* Recorded data:

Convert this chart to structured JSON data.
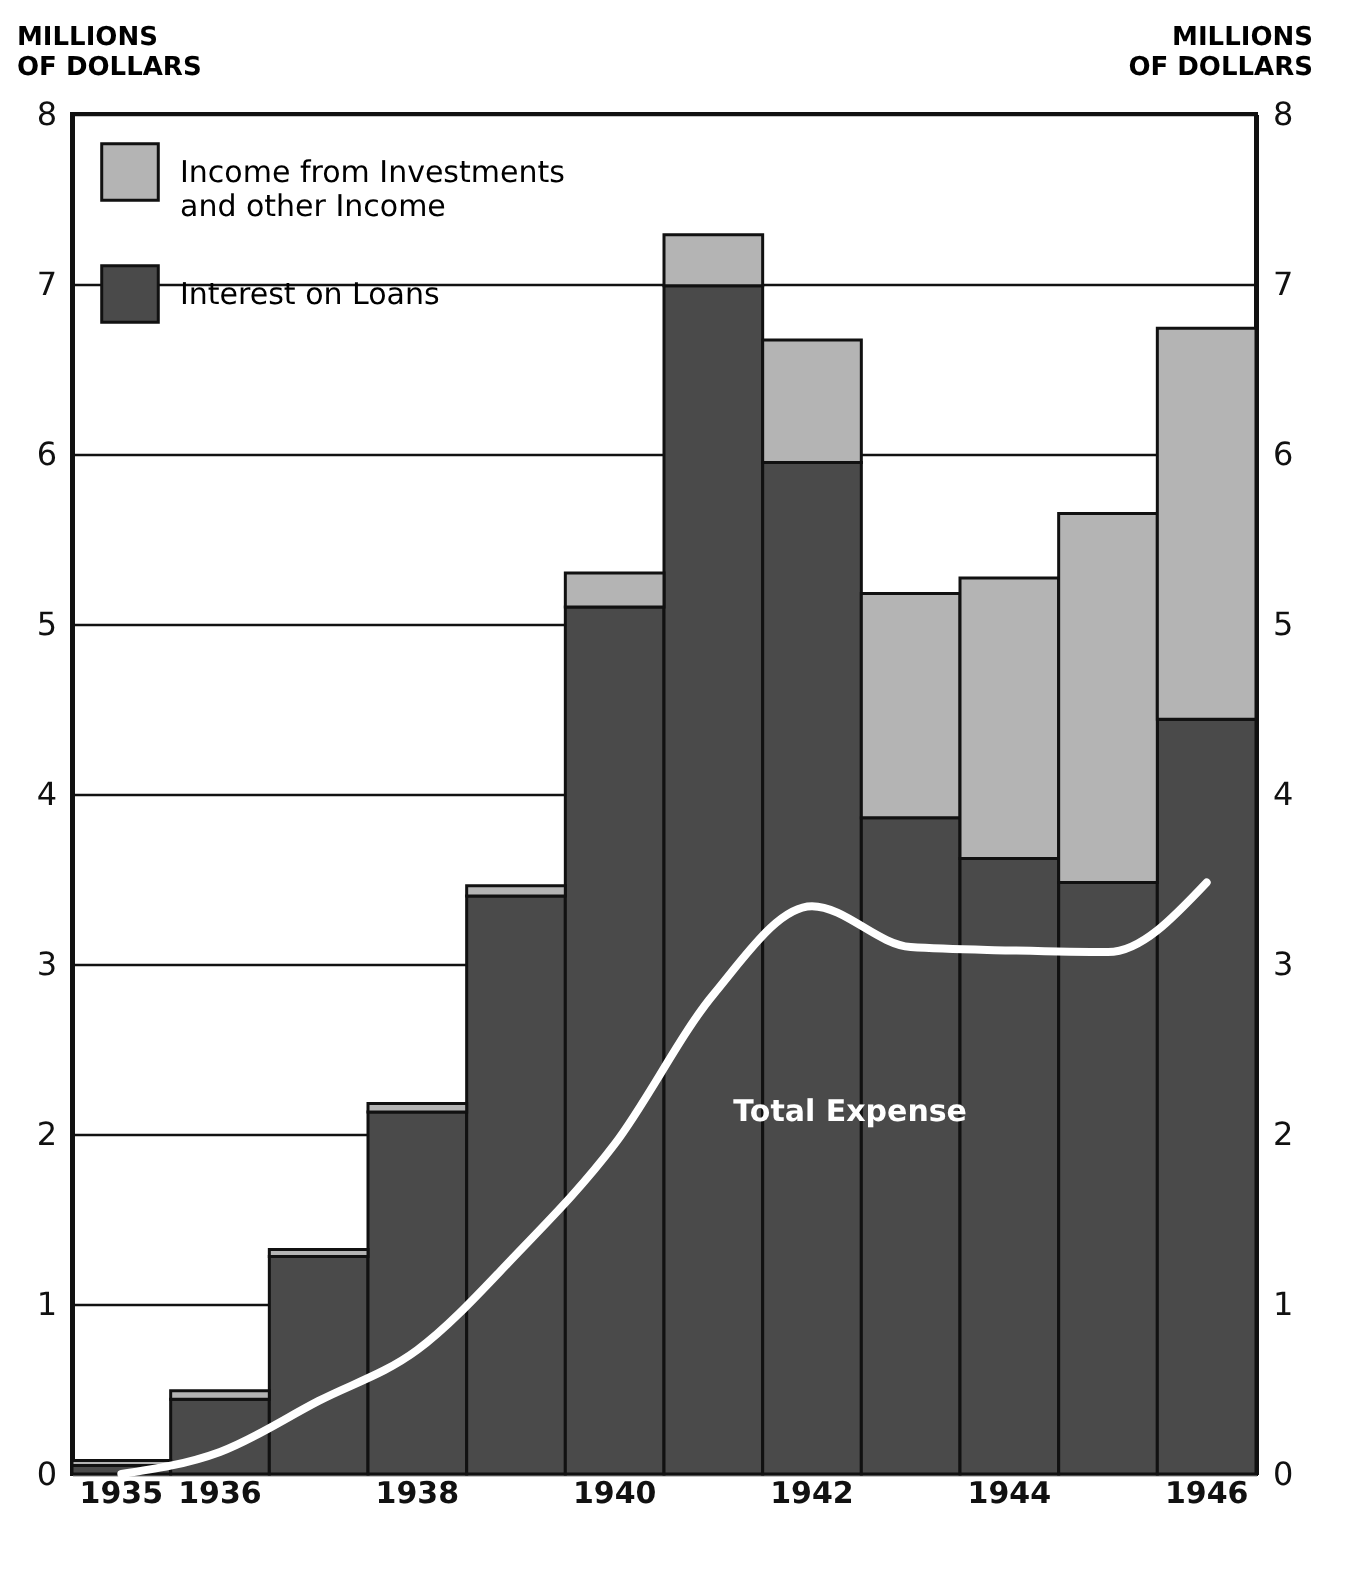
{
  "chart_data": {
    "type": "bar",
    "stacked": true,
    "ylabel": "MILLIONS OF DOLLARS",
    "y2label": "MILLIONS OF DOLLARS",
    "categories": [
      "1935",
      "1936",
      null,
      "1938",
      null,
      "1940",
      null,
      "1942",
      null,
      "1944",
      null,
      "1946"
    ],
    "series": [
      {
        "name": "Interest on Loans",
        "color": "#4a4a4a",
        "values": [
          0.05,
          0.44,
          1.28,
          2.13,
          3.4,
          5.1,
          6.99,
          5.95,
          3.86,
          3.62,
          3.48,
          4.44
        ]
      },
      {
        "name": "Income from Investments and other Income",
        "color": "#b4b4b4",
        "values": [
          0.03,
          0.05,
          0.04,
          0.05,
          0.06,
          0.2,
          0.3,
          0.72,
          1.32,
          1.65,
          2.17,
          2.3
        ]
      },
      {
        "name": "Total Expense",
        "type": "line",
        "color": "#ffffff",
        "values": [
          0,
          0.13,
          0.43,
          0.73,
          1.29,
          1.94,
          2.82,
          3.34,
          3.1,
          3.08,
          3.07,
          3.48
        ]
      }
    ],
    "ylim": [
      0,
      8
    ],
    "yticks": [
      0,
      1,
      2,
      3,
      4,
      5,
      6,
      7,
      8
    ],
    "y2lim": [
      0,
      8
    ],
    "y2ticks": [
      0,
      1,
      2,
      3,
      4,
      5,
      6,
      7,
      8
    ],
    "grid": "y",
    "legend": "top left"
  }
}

* Aim: From the material given, work out how many lines hold the string "MILLIONS"; state that number and nothing further.

* Solution to the exercise: 2